EXERCISE PROMPT -> Return the number of lines holding "Temperature", with nothing added.

RECORDS FOR THIS TASK ->
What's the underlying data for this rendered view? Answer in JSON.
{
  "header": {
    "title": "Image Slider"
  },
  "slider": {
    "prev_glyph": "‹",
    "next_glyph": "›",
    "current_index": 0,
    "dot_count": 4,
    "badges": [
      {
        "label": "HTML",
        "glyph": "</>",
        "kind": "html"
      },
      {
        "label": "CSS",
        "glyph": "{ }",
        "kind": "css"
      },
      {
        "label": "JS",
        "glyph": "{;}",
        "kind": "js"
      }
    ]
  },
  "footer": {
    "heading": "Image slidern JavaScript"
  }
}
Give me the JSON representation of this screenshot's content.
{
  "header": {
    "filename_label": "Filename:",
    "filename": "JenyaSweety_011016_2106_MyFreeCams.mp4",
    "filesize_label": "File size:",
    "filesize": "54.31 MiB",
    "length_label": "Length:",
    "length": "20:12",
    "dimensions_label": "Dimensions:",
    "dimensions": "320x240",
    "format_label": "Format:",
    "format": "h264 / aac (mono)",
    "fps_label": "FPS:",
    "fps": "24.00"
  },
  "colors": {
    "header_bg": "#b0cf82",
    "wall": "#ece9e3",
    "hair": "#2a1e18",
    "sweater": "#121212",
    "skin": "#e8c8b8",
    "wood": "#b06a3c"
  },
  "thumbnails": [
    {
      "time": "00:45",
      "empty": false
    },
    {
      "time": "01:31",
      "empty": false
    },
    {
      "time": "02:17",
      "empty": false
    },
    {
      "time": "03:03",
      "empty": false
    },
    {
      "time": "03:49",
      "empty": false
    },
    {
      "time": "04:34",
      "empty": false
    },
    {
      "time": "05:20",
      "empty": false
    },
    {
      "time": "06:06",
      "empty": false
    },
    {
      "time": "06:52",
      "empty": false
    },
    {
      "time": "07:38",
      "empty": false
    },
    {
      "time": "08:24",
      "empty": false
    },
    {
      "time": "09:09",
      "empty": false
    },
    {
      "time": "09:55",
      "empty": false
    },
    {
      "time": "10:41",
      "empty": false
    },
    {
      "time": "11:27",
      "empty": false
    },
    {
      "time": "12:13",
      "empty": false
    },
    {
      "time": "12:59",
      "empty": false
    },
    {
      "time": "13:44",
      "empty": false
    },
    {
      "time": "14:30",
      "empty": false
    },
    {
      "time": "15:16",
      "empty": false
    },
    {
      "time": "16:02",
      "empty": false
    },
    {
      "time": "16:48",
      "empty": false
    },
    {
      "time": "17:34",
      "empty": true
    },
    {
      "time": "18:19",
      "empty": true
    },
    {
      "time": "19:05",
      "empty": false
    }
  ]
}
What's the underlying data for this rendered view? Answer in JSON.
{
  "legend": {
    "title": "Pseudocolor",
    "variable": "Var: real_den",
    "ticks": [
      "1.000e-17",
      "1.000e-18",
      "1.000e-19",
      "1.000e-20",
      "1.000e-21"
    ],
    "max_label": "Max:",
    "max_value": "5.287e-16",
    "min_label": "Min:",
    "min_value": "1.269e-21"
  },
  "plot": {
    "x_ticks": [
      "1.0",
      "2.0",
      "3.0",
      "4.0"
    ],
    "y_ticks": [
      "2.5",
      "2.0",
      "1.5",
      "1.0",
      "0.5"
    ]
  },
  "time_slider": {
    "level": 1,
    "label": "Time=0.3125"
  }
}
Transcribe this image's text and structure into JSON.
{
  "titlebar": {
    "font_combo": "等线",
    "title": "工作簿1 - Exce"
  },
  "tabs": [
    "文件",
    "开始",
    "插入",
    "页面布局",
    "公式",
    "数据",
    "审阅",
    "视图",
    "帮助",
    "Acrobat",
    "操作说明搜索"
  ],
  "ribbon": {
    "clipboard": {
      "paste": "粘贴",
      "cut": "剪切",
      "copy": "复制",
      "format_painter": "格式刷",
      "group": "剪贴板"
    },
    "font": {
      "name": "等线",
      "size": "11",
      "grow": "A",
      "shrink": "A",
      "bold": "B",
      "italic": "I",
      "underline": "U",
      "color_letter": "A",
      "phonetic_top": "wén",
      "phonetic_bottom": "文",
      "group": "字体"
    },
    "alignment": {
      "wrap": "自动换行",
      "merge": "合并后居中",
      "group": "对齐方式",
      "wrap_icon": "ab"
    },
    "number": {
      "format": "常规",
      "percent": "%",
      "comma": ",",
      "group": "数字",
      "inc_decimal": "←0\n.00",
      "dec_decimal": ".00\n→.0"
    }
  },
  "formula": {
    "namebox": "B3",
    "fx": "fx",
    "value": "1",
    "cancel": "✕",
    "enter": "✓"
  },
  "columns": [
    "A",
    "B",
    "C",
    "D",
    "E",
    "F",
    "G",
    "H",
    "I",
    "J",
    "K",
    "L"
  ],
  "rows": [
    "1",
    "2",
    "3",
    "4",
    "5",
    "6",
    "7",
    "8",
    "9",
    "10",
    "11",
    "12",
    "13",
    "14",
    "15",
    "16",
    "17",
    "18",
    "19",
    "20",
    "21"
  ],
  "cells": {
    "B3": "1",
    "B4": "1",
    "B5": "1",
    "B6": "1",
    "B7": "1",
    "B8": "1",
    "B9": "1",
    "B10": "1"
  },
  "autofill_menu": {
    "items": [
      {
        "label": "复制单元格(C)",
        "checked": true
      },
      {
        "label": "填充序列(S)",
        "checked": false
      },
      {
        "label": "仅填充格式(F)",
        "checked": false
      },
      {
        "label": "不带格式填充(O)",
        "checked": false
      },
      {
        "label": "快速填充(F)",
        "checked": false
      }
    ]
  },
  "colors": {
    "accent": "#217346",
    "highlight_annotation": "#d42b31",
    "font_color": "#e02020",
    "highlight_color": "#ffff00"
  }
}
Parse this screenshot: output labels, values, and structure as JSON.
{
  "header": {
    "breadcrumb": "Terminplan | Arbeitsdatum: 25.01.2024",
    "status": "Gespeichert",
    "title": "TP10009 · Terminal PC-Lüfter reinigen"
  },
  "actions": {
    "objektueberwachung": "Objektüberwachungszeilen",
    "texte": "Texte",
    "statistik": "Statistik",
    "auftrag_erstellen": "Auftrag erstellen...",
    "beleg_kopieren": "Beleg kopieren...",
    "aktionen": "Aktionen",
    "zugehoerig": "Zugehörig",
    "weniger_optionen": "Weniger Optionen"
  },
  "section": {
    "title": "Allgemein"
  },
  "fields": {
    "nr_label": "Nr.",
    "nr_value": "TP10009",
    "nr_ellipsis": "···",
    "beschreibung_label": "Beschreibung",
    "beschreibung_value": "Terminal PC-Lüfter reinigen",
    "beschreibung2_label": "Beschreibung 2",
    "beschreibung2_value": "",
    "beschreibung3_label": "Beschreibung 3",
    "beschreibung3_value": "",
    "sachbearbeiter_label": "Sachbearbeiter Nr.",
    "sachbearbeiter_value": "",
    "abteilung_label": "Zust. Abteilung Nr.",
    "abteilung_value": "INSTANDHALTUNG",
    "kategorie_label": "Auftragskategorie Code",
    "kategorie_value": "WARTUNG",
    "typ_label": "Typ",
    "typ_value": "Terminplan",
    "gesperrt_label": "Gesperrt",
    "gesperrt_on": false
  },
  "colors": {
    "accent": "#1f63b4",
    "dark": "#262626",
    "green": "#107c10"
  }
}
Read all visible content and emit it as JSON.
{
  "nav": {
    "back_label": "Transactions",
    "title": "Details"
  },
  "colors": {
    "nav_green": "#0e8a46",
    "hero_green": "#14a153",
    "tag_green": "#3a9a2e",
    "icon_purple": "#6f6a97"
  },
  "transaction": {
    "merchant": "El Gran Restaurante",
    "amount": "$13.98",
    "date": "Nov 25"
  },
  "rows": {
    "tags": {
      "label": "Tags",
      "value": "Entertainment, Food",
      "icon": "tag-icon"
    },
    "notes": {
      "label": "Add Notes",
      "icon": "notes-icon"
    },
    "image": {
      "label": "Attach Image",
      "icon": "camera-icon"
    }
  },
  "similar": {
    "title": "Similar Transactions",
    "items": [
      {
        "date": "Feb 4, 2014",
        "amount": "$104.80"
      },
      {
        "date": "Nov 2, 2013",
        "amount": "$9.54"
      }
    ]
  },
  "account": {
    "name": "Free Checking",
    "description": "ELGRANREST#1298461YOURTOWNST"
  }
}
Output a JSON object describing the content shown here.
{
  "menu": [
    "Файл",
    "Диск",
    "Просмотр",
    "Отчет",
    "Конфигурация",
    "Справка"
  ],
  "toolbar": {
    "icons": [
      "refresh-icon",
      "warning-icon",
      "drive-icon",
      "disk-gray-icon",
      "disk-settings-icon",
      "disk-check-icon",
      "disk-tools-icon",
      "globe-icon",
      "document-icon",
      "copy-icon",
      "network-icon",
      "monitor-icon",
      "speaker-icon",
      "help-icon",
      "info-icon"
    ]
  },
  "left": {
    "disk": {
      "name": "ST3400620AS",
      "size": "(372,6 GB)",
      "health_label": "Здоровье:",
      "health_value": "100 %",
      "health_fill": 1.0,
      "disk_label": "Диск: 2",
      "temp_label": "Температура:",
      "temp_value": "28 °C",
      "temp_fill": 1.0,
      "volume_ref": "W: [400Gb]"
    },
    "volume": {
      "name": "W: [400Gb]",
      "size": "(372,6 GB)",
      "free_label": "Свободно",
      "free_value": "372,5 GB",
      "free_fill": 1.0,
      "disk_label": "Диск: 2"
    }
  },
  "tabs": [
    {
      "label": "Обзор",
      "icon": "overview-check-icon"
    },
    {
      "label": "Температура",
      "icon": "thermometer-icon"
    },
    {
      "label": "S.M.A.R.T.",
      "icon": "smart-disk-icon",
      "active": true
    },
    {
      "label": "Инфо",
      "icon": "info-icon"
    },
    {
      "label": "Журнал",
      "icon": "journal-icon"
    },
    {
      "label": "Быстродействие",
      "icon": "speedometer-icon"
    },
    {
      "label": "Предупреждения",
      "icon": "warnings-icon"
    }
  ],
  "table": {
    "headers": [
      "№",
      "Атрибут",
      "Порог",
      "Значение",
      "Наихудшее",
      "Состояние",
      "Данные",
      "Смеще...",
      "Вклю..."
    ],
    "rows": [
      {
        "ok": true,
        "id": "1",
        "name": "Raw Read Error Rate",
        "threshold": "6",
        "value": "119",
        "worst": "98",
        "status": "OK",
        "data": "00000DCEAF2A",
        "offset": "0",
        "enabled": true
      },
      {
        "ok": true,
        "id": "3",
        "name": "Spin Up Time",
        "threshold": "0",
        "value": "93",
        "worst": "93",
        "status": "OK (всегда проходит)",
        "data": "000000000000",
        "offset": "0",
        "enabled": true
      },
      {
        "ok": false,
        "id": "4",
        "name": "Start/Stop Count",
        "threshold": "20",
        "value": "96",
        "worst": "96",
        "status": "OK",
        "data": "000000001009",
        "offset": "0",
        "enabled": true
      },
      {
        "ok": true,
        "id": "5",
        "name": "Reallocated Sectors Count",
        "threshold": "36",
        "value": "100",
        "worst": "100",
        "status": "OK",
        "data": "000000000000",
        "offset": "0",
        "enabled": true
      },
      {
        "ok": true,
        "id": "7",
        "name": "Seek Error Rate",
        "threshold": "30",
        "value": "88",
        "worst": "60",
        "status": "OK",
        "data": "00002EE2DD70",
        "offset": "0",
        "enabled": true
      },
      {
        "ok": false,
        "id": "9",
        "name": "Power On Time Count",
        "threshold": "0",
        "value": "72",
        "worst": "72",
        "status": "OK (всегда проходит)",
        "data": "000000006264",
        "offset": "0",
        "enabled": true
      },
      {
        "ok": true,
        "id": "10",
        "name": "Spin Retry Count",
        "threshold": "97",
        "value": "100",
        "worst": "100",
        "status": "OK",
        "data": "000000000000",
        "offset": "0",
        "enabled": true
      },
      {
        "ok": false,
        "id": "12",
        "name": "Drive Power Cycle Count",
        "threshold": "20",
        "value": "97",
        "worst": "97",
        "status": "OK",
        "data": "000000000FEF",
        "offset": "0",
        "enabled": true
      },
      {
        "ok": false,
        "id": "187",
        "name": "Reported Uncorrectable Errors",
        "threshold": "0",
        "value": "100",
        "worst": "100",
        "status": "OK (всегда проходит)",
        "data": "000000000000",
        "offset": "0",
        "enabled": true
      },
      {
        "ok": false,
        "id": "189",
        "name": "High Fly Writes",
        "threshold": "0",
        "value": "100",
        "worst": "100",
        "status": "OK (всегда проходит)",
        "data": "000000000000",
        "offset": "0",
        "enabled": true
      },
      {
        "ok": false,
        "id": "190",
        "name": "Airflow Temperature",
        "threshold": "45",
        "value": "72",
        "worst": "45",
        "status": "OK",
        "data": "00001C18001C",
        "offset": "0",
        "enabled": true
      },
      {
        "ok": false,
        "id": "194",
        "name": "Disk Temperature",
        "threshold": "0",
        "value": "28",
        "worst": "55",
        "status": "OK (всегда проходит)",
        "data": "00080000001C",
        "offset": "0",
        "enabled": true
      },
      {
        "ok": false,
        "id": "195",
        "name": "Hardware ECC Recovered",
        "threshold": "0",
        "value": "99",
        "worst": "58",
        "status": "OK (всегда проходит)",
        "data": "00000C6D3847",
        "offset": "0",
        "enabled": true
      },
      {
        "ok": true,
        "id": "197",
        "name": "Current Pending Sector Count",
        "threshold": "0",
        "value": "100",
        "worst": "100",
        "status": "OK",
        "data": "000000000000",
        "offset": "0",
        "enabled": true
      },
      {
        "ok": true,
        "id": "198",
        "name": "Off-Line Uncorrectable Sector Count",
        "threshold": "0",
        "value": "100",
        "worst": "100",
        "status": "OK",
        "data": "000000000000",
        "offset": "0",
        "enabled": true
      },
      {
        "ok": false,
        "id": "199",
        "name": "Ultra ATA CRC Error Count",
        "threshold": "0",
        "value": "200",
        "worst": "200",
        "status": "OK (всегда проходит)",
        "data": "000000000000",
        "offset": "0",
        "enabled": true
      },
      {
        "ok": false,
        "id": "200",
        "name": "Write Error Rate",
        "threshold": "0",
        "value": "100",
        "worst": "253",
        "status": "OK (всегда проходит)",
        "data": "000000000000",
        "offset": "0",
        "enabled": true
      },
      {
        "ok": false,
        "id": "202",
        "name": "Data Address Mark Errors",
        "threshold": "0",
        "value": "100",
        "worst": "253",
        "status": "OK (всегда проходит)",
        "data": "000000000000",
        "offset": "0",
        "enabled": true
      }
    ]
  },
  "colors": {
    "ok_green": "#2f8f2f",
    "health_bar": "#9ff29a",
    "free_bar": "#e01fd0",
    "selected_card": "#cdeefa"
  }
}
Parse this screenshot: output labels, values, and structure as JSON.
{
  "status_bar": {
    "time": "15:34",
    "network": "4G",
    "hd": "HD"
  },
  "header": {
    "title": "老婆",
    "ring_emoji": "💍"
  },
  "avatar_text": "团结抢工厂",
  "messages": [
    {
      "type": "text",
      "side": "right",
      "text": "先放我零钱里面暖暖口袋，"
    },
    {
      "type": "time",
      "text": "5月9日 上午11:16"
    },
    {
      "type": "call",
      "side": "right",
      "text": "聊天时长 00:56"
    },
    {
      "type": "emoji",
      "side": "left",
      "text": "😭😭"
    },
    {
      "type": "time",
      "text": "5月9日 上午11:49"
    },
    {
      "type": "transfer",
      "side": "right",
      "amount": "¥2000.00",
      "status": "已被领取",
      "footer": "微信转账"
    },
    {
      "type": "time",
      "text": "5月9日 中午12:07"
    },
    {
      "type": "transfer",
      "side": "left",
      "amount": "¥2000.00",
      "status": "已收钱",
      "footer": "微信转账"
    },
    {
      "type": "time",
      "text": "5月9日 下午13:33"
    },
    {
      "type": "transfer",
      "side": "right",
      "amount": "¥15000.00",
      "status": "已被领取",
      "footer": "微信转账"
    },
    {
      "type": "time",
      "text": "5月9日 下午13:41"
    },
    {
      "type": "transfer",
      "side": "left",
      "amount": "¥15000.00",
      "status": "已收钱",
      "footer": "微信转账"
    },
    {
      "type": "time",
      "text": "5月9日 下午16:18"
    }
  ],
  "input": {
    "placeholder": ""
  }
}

REPLY TO THE EXERCISE -> 2